### Work instructions
Tally each line where the word "this" occurs, then give only the total.

..............................

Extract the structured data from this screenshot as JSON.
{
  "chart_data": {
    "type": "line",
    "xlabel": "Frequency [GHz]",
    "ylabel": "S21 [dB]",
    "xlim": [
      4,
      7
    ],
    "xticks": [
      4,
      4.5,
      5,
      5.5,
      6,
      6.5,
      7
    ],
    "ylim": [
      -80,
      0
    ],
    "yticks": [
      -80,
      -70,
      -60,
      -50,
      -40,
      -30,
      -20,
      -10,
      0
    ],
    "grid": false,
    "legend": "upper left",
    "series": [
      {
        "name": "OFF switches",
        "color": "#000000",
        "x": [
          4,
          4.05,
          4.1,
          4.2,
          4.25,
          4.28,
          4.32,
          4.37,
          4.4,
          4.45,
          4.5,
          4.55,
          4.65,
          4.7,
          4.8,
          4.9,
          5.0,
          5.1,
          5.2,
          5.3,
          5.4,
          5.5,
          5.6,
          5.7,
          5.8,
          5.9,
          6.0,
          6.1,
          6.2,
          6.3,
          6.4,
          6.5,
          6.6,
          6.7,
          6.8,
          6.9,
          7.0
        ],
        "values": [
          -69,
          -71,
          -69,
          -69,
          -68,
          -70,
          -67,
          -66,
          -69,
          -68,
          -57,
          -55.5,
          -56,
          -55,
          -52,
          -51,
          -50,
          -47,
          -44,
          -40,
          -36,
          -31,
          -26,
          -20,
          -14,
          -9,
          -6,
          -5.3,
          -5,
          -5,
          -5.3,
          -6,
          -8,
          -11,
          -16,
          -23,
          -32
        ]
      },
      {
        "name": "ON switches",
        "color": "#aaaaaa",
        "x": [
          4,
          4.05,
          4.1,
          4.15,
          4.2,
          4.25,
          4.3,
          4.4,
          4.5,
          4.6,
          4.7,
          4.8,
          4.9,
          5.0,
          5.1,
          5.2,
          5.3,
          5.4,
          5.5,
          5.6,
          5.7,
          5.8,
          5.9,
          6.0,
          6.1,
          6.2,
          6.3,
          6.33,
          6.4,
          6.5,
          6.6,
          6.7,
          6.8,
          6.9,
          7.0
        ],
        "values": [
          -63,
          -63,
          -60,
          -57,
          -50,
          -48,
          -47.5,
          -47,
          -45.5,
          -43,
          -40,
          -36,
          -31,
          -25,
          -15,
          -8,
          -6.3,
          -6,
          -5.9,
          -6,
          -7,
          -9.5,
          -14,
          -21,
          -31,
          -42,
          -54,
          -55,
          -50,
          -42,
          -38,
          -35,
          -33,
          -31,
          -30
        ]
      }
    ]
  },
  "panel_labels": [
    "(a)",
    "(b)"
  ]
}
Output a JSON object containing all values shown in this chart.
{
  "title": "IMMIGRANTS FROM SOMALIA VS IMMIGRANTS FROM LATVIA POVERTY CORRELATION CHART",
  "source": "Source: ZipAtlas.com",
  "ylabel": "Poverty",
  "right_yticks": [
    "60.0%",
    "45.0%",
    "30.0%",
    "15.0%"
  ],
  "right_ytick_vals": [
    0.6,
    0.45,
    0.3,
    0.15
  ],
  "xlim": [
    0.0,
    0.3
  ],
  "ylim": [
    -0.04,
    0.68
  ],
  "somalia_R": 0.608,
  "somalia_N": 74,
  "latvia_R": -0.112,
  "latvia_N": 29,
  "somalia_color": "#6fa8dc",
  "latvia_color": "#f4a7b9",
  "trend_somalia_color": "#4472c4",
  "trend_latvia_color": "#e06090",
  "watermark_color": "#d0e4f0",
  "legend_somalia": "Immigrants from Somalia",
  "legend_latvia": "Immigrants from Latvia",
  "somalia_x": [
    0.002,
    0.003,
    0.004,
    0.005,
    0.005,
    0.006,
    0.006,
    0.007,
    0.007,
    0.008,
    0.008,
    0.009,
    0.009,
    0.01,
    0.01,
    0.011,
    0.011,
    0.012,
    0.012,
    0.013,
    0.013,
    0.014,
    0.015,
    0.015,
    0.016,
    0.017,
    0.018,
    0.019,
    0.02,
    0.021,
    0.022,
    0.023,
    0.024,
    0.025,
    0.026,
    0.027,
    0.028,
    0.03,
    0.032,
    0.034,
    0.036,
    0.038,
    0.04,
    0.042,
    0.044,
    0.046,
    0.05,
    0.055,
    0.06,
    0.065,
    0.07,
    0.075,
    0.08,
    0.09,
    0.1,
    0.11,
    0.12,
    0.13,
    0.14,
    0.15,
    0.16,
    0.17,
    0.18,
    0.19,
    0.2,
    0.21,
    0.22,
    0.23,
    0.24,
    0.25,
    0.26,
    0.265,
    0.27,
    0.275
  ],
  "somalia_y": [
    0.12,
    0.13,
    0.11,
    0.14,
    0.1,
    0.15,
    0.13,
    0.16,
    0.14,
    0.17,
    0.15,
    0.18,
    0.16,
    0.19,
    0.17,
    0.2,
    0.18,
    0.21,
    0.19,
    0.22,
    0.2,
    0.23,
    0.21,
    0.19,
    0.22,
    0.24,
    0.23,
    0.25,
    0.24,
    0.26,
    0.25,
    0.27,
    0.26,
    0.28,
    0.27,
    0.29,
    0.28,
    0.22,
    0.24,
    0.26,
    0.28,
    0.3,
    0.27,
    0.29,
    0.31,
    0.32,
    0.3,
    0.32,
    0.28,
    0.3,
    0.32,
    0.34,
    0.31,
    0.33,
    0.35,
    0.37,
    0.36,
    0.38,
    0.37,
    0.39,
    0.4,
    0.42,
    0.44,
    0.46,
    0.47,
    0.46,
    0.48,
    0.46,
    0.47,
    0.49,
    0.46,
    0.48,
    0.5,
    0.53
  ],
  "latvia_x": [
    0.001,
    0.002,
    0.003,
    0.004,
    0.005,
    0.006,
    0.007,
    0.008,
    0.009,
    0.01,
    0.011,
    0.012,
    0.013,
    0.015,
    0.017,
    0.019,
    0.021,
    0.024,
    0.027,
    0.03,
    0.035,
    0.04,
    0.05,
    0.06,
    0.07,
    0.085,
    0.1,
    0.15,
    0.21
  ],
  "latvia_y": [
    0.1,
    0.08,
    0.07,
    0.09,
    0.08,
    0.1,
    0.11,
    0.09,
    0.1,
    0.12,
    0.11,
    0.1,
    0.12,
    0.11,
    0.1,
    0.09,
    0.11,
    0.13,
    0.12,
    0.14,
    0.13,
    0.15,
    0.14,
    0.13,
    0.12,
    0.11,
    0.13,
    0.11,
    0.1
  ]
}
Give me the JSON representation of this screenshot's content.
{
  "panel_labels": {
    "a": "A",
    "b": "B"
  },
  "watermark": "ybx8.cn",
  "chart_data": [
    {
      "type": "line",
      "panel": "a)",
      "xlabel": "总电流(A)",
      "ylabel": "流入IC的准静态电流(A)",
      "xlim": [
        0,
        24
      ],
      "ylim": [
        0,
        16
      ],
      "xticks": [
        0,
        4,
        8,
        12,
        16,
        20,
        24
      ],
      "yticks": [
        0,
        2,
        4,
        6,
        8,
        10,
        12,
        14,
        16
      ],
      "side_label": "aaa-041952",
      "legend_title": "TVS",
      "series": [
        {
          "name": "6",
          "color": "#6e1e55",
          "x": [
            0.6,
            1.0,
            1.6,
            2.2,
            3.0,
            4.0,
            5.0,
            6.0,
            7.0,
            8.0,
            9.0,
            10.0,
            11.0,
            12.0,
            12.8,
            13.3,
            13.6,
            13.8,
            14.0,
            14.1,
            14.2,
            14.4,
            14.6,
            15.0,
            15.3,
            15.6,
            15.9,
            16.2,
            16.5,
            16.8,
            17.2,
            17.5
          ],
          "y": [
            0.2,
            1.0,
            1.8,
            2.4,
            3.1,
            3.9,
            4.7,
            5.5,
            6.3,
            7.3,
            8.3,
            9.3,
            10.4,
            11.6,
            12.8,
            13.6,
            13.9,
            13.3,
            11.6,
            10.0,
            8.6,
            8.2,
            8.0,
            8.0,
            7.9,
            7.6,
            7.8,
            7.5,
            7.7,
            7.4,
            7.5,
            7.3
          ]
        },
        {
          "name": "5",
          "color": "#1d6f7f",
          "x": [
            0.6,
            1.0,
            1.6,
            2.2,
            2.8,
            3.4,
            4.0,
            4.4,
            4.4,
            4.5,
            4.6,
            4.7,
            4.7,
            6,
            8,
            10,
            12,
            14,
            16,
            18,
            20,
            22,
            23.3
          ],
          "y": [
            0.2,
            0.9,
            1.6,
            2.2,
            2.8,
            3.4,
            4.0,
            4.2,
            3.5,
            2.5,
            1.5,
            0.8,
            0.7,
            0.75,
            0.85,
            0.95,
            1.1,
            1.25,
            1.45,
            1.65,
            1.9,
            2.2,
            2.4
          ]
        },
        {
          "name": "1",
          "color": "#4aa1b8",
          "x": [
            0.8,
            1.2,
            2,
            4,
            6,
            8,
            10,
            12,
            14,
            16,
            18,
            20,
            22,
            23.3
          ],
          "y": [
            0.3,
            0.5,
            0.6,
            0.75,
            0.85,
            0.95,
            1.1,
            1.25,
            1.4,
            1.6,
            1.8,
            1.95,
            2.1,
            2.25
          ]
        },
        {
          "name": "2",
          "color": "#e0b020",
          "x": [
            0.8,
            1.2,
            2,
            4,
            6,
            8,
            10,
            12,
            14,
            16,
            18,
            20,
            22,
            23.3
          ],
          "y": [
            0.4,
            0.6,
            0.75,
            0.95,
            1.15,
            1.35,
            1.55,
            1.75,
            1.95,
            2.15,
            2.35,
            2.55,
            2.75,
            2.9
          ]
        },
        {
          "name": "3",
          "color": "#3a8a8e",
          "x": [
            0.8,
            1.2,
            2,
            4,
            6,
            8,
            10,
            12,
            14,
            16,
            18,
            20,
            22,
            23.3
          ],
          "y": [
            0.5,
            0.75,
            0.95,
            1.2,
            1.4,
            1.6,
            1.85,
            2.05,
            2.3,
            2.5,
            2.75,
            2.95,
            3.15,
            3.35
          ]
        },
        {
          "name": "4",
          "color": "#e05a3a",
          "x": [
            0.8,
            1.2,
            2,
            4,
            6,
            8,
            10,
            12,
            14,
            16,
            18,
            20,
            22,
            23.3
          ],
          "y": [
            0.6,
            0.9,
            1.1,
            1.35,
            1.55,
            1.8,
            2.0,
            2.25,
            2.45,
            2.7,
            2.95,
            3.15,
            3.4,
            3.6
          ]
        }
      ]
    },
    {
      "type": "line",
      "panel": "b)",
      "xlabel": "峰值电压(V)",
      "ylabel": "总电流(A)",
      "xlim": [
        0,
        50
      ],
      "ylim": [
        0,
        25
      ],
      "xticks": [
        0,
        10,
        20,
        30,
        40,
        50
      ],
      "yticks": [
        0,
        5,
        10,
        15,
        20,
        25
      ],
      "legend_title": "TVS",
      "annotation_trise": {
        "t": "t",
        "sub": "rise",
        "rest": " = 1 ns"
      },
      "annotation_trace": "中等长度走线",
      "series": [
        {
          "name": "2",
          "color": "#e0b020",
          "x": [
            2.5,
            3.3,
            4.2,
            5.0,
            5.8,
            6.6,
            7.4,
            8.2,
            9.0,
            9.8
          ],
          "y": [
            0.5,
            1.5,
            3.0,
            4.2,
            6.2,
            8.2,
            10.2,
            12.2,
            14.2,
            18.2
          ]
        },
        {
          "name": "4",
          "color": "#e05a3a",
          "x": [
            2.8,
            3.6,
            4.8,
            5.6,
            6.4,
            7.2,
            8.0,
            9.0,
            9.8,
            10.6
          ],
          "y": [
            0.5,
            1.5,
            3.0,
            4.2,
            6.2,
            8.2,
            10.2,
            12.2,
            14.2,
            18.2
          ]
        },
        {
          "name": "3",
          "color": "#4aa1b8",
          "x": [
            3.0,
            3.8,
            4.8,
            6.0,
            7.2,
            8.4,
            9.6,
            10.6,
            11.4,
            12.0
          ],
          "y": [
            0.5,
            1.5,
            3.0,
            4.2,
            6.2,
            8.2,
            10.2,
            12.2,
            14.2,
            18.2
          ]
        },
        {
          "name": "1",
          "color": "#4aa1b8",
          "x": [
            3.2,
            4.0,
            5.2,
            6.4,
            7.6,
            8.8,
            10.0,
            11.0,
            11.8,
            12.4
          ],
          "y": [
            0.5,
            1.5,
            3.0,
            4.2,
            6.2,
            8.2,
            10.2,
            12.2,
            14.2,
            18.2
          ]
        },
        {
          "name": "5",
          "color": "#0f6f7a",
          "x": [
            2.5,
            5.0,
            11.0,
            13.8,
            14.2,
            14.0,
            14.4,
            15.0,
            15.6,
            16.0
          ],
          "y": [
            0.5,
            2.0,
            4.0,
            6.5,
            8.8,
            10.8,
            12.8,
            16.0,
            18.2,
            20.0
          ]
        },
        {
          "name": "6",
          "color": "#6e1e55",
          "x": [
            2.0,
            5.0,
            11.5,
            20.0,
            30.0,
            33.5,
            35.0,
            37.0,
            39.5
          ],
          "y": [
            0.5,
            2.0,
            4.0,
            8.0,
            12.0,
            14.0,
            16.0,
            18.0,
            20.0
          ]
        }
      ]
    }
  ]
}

..............................

### The completed task
3